Task instructions: All lines holding the string "direction" are to be shown.

Extracted information:
-.-.-
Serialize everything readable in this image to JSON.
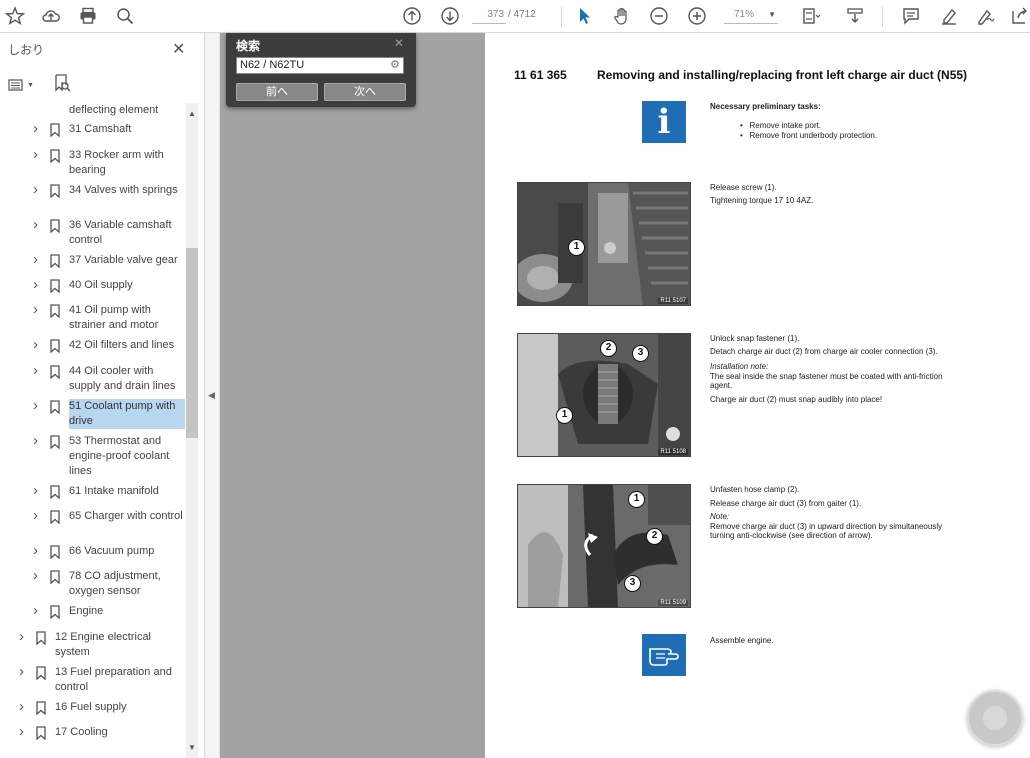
{
  "toolbar": {
    "page_current": "373",
    "page_total": "/ 4712",
    "zoom": "71%"
  },
  "sidebar": {
    "title": "しおり",
    "items": [
      {
        "label": "deflecting element",
        "level": 2,
        "expandable": false,
        "flag": false
      },
      {
        "label": "31 Camshaft",
        "level": 2,
        "expandable": true
      },
      {
        "label": "33 Rocker arm with bearing",
        "level": 2,
        "expandable": true
      },
      {
        "label": "34 Valves with springs",
        "level": 2,
        "expandable": true
      },
      {
        "label": "36 Variable camshaft control",
        "level": 2,
        "expandable": true
      },
      {
        "label": "37 Variable valve gear",
        "level": 2,
        "expandable": true
      },
      {
        "label": "40 Oil supply",
        "level": 2,
        "expandable": true
      },
      {
        "label": "41 Oil pump with strainer and motor",
        "level": 2,
        "expandable": true
      },
      {
        "label": "42 Oil filters and lines",
        "level": 2,
        "expandable": true
      },
      {
        "label": "44 Oil cooler with supply and drain lines",
        "level": 2,
        "expandable": true
      },
      {
        "label": "51 Coolant pump with drive",
        "level": 2,
        "expandable": true,
        "selected": true
      },
      {
        "label": "53 Thermostat and engine-proof coolant lines",
        "level": 2,
        "expandable": true
      },
      {
        "label": "61 Intake manifold",
        "level": 2,
        "expandable": true
      },
      {
        "label": "65 Charger with control",
        "level": 2,
        "expandable": true
      },
      {
        "label": "66 Vacuum pump",
        "level": 2,
        "expandable": true
      },
      {
        "label": "78 CO adjustment, oxygen sensor",
        "level": 2,
        "expandable": true
      },
      {
        "label": "Engine",
        "level": 2,
        "expandable": true
      },
      {
        "label": "12 Engine electrical system",
        "level": 1,
        "expandable": true
      },
      {
        "label": "13 Fuel preparation and control",
        "level": 1,
        "expandable": true
      },
      {
        "label": "16 Fuel supply",
        "level": 1,
        "expandable": true
      },
      {
        "label": "17 Cooling",
        "level": 1,
        "expandable": true
      }
    ]
  },
  "search": {
    "title": "検索",
    "query": "N62 / N62TU",
    "prev_label": "前へ",
    "next_label": "次へ"
  },
  "document": {
    "number": "11 61 365",
    "title": "Removing and installing/replacing front left charge air duct (N55)",
    "prelim_heading": "Necessary preliminary tasks:",
    "prelim_items": [
      "Remove intake port.",
      "Remove front underbody protection."
    ],
    "step1": {
      "line1": "Release screw (1).",
      "line2": "Tightening torque 17 10 4AZ.",
      "caption": "R11 5107"
    },
    "step2": {
      "line1": "Unlock snap fastener (1).",
      "line2": "Detach charge air duct (2) from charge air cooler connection (3).",
      "note_label": "Installation note:",
      "note_line1": "The seal inside the snap fastener must be coated with anti-friction",
      "note_line2": "agent.",
      "line3": "Charge air duct (2) must snap audibly into place!",
      "caption": "R11 5108"
    },
    "step3": {
      "line1": "Unfasten hose clamp (2).",
      "line2": "Release charge air duct (3) from gaiter (1).",
      "note_label": "Note:",
      "note_line1": "Remove charge air duct (3) in upward direction by simultaneously",
      "note_line2": "turning anti-clockwise (see direction of arrow).",
      "caption": "R11 5109"
    },
    "final": "Assemble engine.",
    "callouts": {
      "one": "1",
      "two": "2",
      "three": "3"
    },
    "info_glyph": "i"
  },
  "colors": {
    "accent": "#1f6eb5",
    "selection": "#b8d6f0",
    "viewer_bg": "#a3a3a3",
    "search_bg": "#3d3d3d"
  }
}
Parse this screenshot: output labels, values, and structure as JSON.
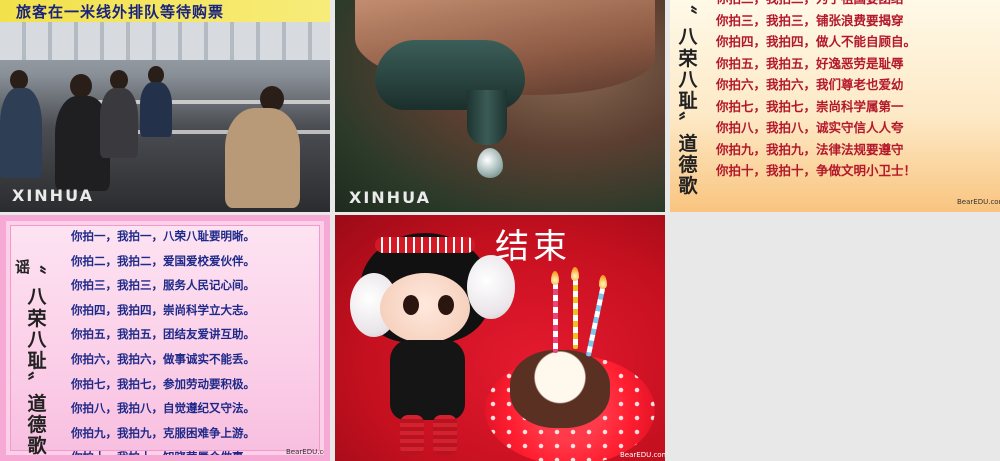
{
  "tiles": {
    "queue": {
      "banner": "旅客在一米线外排队等待购票",
      "watermark": "XINHUA"
    },
    "faucet": {
      "watermark": "XINHUA"
    },
    "song_part": {
      "title_chars": [
        "〝",
        "八",
        "荣",
        "八",
        "耻",
        "〞",
        "道",
        "德",
        "歌"
      ],
      "lines": [
        "你拍二，我拍二，为了祖国要团结",
        "你拍三，我拍三，铺张浪费要揭穿",
        "你拍四，我拍四，做人不能自顾自。",
        "你拍五，我拍五，好逸恶劳是耻辱",
        "你拍六，我拍六，我们尊老也爱幼",
        "你拍七，我拍七，崇尚科学属第一",
        "你拍八，我拍八，诚实守信人人夸",
        "你拍九，我拍九，法律法规要遵守",
        "你拍十，我拍十，争做文明小卫士！"
      ],
      "logo": "BearEDU.com"
    },
    "song_full": {
      "partial_char": "谣",
      "title_chars": [
        "〝",
        "八",
        "荣",
        "八",
        "耻",
        "〞",
        "道",
        "德",
        "歌"
      ],
      "lines": [
        "你拍一，我拍一，八荣八耻要明晰。",
        "你拍二，我拍二，爱国爱校爱伙伴。",
        "你拍三，我拍三，服务人民记心间。",
        "你拍四，我拍四，崇尚科学立大志。",
        "你拍五，我拍五，团结友爱讲互助。",
        "你拍六，我拍六，做事诚实不能丢。",
        "你拍七，我拍七，参加劳动要积极。",
        "你拍八，我拍八，自觉遵纪又守法。",
        "你拍九，我拍九，克服困难争上游。",
        "你拍十，我拍十，知晓荣辱会做事。"
      ],
      "logo": "BearEDU.com"
    },
    "end": {
      "title": "结束",
      "logo": "BearEDU.com"
    }
  },
  "colors": {
    "banner_text": "#1a237e",
    "song_part_text": "#b3182b",
    "song_full_text": "#1e2a8a",
    "end_background": "#d4121f",
    "empty_background": "#e8e8e8"
  }
}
-.-.-
Response:
      "note_line1": "Remove charge air duct (3) in upward direction by simultaneously",
      "note_line2": "turning anti-clockwise (see direction of arrow).",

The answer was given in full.